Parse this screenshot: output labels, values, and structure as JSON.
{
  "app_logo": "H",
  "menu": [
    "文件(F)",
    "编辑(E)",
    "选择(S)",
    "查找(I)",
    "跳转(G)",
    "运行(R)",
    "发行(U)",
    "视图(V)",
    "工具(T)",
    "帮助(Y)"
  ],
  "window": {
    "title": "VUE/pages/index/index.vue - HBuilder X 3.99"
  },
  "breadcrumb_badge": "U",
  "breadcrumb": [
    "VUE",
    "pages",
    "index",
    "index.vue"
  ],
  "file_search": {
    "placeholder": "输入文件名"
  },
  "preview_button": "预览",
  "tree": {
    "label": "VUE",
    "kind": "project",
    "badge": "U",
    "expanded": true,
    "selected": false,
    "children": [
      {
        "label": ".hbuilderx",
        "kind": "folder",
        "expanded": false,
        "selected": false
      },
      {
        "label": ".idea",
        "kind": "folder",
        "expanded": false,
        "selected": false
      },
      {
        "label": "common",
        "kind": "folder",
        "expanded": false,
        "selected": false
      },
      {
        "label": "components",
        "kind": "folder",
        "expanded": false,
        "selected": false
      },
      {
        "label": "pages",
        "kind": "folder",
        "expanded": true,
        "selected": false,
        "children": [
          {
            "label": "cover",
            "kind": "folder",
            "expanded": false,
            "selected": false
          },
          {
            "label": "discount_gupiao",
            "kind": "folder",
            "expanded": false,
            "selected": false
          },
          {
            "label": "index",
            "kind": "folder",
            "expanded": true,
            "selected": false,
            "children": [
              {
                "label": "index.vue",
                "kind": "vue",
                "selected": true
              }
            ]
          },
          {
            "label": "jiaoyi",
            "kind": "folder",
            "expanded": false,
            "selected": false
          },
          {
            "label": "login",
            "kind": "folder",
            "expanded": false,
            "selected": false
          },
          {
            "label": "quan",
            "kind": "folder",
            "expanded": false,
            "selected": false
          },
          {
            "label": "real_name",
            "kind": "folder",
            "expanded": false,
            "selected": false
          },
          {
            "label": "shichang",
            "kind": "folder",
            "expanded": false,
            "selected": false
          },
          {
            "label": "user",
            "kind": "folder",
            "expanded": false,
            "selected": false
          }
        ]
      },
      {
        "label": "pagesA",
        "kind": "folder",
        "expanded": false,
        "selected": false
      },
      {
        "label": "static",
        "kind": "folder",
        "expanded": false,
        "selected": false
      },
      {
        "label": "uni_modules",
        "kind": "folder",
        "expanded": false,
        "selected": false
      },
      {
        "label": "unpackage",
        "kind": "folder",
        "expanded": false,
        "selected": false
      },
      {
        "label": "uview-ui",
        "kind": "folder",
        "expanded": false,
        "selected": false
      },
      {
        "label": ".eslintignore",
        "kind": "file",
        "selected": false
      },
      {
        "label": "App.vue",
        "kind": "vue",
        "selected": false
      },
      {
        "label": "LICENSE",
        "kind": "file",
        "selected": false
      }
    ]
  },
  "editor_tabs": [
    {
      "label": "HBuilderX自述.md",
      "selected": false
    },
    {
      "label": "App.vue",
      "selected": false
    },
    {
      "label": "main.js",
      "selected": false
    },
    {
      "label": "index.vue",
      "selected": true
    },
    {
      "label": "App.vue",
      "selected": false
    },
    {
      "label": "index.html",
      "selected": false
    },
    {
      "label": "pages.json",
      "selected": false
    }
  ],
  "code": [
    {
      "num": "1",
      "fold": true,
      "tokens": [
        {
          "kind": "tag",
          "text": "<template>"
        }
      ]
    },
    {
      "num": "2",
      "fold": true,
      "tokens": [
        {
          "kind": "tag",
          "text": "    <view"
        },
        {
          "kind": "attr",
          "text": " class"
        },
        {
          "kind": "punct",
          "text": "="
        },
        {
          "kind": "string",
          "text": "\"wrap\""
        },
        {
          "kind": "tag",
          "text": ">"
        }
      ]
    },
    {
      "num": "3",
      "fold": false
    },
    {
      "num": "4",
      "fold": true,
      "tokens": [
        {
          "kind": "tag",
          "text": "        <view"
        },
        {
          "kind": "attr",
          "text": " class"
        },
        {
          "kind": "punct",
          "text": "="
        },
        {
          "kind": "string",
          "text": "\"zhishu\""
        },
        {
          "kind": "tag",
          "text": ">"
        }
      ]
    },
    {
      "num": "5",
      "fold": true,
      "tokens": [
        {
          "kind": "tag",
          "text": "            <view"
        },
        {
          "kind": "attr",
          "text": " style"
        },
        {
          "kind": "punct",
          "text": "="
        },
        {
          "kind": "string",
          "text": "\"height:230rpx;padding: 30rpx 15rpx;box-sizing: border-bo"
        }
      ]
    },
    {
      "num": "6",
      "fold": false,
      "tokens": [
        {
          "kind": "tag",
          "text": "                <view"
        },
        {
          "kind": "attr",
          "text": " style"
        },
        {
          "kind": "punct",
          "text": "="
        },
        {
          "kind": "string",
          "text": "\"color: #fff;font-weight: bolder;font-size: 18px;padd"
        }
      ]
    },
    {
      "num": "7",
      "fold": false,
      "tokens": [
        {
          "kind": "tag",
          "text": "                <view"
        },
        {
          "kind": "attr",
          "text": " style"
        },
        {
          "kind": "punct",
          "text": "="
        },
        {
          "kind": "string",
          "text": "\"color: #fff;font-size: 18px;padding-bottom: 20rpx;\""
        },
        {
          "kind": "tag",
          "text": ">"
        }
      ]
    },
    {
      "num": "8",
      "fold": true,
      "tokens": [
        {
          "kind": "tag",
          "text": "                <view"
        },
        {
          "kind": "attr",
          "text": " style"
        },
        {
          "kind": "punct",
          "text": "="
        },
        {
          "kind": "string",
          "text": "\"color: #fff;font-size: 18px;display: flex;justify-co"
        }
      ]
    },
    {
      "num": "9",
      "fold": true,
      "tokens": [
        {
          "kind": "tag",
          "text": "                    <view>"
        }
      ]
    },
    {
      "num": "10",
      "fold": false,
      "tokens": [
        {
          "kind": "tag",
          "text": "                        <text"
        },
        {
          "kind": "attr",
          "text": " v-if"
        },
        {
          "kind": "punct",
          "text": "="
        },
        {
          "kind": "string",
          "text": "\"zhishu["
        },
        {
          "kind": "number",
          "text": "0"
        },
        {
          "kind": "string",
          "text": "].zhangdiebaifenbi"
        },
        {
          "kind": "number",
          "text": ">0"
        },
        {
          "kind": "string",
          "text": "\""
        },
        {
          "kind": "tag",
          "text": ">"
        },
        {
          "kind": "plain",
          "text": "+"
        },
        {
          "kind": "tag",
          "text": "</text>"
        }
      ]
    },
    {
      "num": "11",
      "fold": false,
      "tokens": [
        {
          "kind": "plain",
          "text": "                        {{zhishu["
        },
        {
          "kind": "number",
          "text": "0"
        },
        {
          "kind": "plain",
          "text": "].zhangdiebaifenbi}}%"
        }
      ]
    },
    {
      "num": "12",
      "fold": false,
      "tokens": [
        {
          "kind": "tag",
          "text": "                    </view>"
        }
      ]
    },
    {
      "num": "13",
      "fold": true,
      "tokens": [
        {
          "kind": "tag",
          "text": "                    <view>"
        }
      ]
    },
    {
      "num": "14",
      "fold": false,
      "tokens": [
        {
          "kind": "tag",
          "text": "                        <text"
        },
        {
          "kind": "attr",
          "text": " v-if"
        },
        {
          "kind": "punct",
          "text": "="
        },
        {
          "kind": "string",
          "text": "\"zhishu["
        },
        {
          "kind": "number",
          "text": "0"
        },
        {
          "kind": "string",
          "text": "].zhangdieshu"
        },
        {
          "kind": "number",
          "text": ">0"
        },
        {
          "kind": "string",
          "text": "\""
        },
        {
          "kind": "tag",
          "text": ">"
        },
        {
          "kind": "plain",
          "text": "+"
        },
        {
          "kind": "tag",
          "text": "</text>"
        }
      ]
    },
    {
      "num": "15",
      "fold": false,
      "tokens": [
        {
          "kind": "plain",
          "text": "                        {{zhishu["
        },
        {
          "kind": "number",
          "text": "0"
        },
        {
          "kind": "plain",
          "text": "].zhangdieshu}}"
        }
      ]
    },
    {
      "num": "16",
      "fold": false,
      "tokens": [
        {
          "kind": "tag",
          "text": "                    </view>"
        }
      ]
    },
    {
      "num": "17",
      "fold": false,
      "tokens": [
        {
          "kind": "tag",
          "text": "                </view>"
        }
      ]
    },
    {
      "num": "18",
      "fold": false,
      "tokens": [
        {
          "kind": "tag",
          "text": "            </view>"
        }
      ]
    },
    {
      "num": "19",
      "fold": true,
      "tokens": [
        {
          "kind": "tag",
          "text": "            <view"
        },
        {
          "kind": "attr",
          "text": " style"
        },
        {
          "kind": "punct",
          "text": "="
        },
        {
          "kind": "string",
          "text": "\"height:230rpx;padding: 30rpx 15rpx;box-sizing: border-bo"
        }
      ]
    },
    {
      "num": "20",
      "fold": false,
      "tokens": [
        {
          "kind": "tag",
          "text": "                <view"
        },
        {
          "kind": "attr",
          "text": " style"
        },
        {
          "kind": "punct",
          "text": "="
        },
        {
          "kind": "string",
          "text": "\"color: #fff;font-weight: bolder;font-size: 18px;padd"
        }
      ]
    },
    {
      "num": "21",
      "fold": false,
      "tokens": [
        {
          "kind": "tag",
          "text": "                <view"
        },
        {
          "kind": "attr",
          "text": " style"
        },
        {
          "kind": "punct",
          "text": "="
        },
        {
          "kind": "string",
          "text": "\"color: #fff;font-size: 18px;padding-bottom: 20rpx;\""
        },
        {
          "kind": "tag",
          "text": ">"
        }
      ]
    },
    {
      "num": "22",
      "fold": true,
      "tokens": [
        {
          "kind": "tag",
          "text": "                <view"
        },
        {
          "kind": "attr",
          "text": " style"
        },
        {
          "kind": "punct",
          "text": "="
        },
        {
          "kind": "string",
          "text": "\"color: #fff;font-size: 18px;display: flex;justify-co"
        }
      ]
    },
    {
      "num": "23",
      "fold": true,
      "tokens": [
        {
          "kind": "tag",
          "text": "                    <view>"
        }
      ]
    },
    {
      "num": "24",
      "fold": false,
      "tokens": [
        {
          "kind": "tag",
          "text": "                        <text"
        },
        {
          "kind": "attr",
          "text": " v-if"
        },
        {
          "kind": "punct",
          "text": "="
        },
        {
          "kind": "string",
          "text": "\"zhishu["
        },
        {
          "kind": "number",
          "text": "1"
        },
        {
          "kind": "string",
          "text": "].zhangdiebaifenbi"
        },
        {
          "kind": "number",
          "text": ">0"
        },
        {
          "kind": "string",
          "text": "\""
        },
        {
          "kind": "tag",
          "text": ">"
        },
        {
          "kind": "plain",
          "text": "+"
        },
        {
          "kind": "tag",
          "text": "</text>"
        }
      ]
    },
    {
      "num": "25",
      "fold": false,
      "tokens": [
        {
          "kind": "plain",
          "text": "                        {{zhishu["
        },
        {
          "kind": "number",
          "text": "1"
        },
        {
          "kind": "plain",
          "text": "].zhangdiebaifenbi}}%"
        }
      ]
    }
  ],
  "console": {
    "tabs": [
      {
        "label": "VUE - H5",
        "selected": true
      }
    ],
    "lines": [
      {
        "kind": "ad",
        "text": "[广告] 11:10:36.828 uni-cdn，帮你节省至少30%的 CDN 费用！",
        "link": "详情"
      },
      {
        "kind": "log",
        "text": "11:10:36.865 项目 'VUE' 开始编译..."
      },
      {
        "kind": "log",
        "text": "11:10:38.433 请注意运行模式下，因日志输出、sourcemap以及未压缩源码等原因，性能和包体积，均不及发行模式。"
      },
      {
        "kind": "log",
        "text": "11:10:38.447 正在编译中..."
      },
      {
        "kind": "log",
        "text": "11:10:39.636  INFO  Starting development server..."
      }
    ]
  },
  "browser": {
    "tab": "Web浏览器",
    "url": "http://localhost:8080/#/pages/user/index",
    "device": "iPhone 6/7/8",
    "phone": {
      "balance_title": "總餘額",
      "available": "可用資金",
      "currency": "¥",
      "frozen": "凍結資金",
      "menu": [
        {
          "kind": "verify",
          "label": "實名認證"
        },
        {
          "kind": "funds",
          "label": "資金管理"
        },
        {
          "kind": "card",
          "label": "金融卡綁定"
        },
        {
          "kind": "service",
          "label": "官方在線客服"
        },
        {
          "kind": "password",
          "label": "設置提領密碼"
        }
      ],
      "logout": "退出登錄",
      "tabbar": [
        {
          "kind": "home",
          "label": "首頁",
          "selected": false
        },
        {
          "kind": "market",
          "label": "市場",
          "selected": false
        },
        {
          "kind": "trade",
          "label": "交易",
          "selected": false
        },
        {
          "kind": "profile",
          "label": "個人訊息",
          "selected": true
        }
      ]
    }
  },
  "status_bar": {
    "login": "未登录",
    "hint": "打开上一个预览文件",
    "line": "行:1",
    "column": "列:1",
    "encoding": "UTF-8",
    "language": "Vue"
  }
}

-------------------------

- _THE TASK_
From the data above, gather every line that includes the word "index".

- _ANSWER IN FULL_
    "title": "VUE/pages/index/index.vue - HBuilder X 3.99"
    "index",
    "index.vue"
            "label": "index",
                "label": "index.vue",
      "label": "index.vue",
      "label": "index.html",
    "url": "http://localhost:8080/#/pages/user/index",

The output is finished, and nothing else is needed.